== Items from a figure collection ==
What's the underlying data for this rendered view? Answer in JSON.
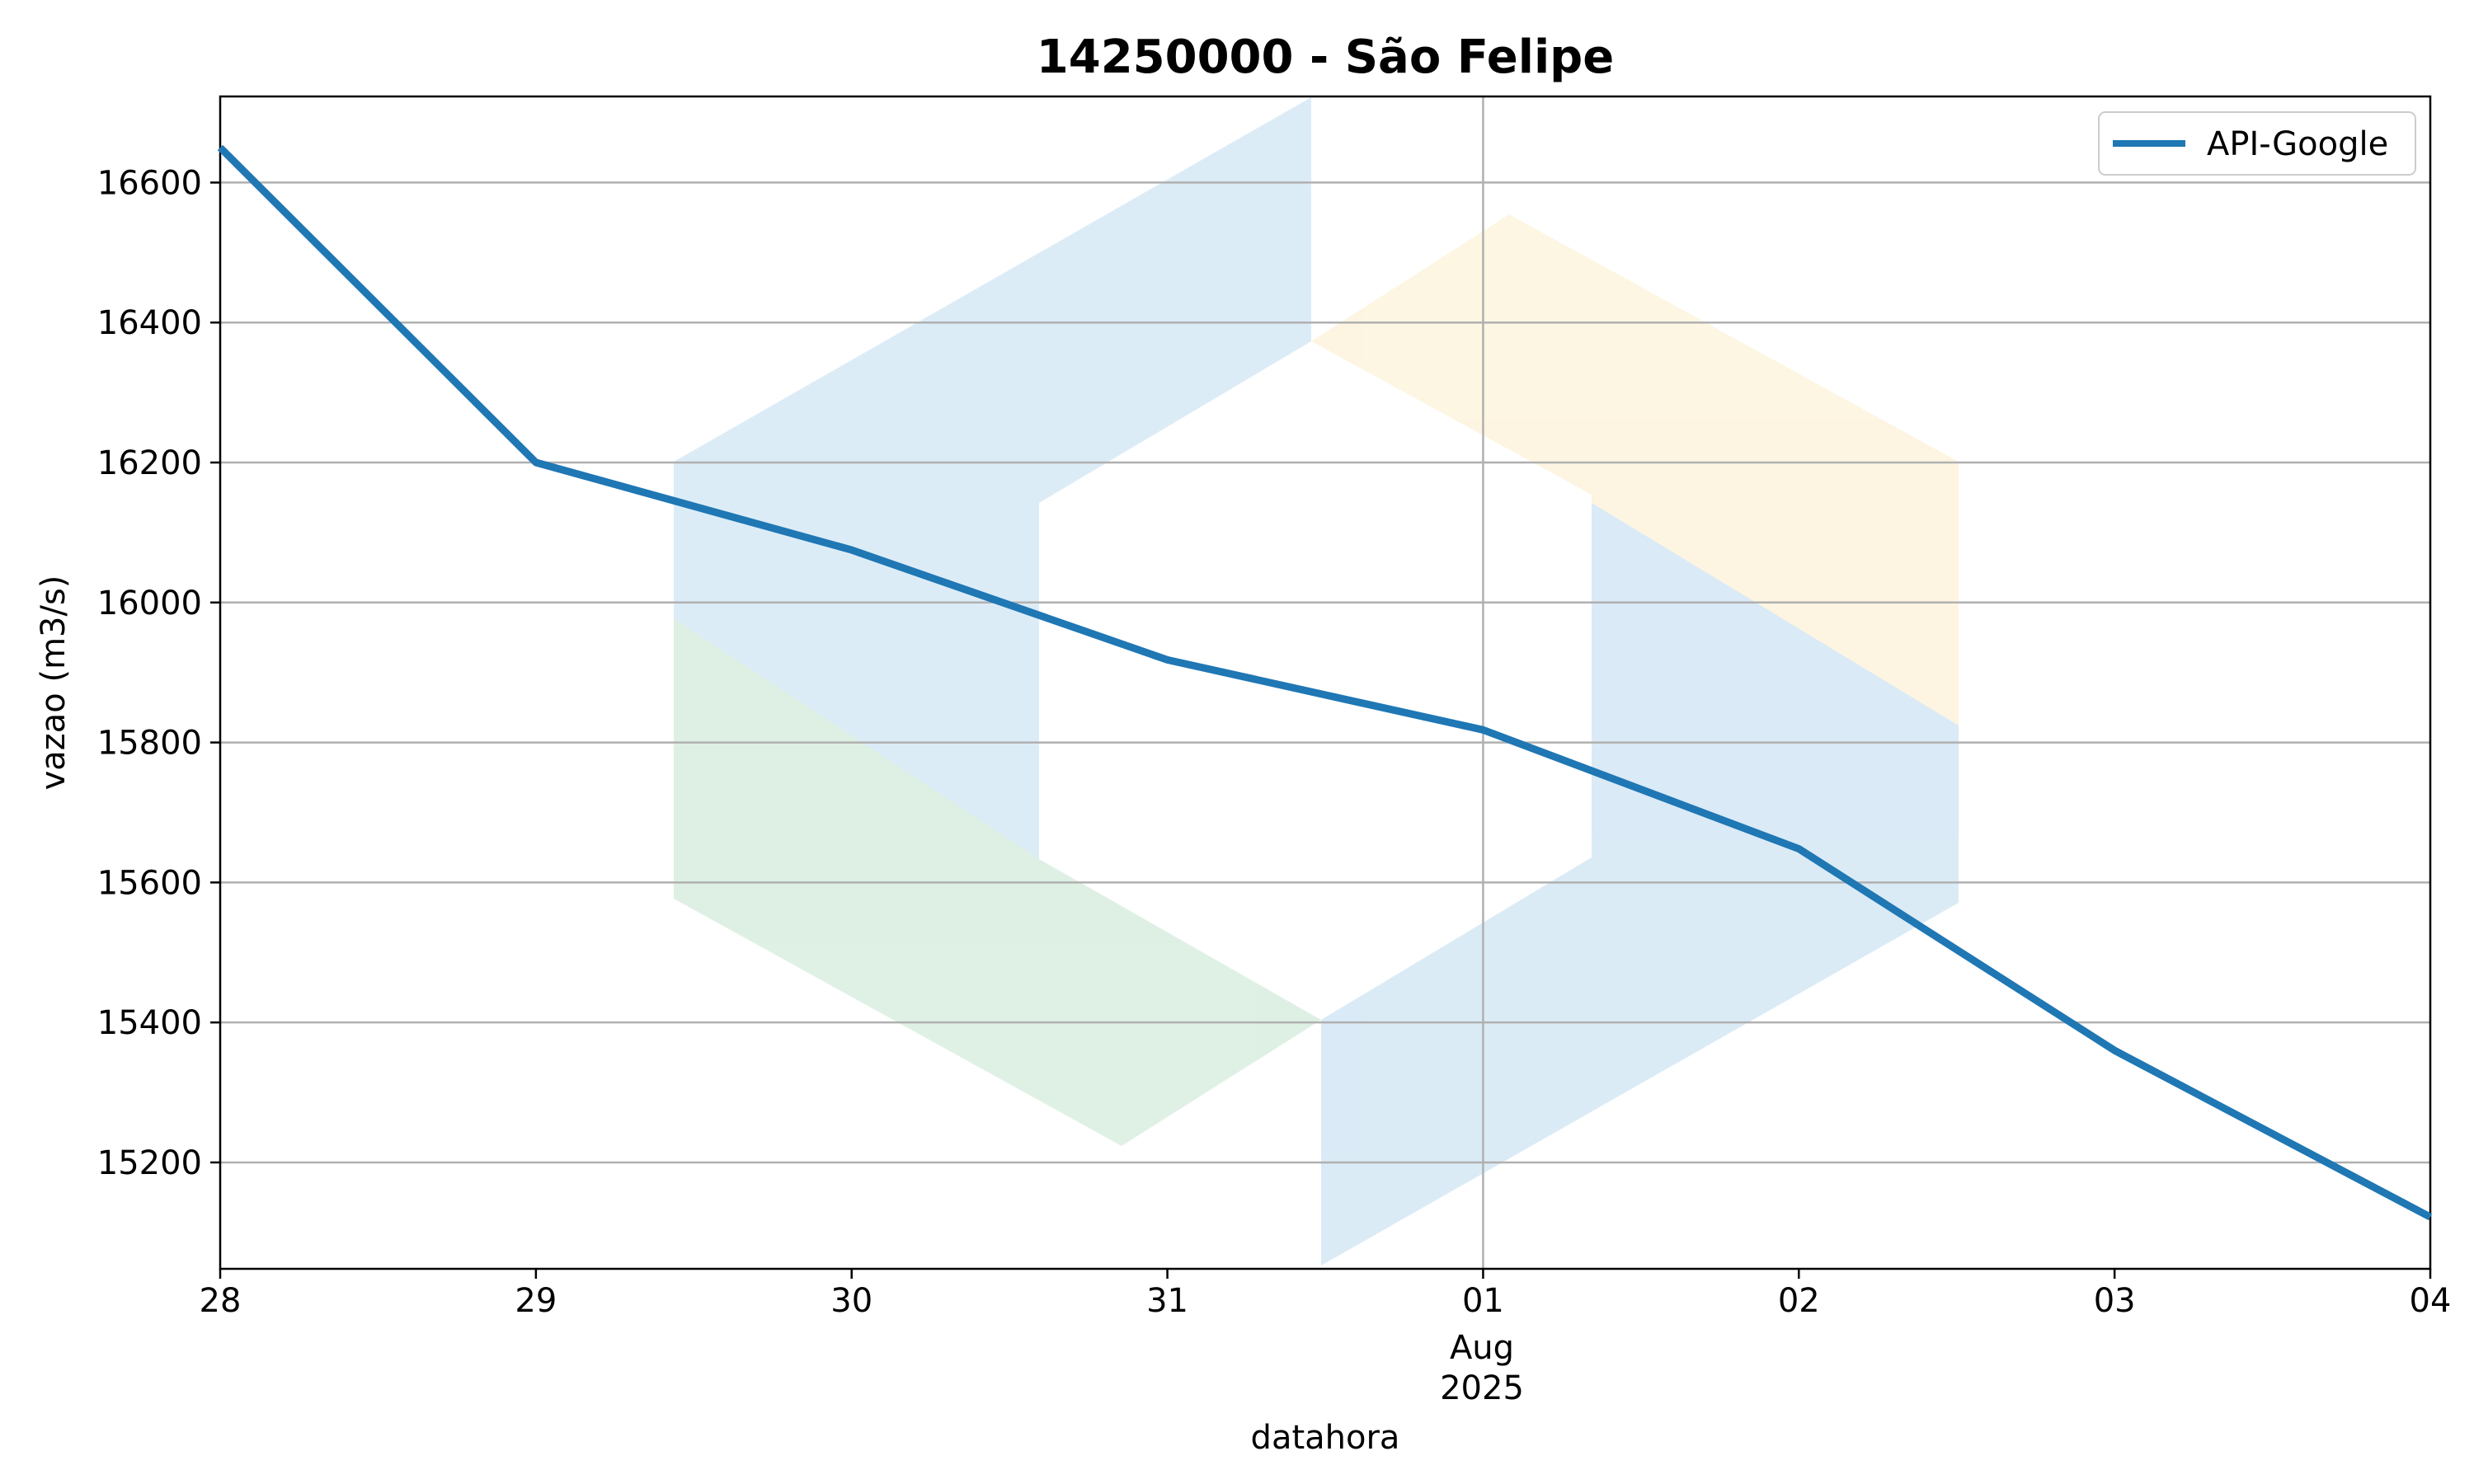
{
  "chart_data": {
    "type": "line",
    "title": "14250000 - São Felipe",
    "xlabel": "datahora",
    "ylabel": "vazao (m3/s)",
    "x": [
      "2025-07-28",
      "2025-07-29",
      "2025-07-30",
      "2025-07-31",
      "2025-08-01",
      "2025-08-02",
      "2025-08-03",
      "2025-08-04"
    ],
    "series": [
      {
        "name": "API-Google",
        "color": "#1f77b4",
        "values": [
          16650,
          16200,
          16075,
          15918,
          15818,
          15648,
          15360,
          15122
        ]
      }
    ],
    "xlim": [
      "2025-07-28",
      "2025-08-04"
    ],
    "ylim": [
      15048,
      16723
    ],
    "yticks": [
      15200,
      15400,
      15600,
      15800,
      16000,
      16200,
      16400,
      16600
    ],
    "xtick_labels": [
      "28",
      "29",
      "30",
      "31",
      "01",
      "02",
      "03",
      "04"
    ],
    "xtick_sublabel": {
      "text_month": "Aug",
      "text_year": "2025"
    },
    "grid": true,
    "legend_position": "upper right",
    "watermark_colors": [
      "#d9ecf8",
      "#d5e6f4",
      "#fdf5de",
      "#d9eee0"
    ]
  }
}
--
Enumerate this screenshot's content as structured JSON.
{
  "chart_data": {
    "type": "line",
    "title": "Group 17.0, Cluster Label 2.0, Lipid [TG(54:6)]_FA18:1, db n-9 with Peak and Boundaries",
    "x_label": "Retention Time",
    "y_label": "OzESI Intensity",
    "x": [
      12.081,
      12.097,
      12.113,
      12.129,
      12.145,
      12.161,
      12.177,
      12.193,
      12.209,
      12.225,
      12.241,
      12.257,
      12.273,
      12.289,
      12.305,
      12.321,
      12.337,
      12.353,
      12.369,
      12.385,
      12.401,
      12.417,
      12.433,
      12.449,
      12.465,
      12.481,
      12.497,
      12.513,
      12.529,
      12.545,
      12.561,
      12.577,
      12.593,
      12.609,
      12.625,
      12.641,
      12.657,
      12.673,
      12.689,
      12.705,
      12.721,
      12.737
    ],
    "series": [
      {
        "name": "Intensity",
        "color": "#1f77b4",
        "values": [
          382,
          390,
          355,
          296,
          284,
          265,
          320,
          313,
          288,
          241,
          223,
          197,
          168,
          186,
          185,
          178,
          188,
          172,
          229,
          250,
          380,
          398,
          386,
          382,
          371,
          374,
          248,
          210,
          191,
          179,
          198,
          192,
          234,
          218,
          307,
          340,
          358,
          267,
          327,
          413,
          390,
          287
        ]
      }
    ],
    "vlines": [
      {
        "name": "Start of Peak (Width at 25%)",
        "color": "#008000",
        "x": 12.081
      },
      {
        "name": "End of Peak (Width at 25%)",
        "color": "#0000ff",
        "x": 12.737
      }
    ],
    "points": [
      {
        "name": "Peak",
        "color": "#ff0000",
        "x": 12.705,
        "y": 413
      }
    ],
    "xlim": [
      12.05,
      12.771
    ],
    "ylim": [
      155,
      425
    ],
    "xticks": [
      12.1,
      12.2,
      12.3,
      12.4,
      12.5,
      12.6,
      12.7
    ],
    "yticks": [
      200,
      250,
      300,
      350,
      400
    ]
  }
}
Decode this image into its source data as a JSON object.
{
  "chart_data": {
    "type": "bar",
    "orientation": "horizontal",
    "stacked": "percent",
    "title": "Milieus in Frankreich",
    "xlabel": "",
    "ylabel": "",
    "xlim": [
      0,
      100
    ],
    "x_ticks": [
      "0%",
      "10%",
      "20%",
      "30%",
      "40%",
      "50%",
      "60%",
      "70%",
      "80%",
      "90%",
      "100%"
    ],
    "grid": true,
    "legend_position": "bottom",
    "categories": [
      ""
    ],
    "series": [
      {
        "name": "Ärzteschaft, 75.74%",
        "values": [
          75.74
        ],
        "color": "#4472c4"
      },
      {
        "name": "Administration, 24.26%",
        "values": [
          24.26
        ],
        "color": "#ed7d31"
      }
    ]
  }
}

== WHAT IS EXPECTED ==
How many lines of the data hold the string "Peak"? Reply with the number alone.

== EXERCISE ANSWER ==
4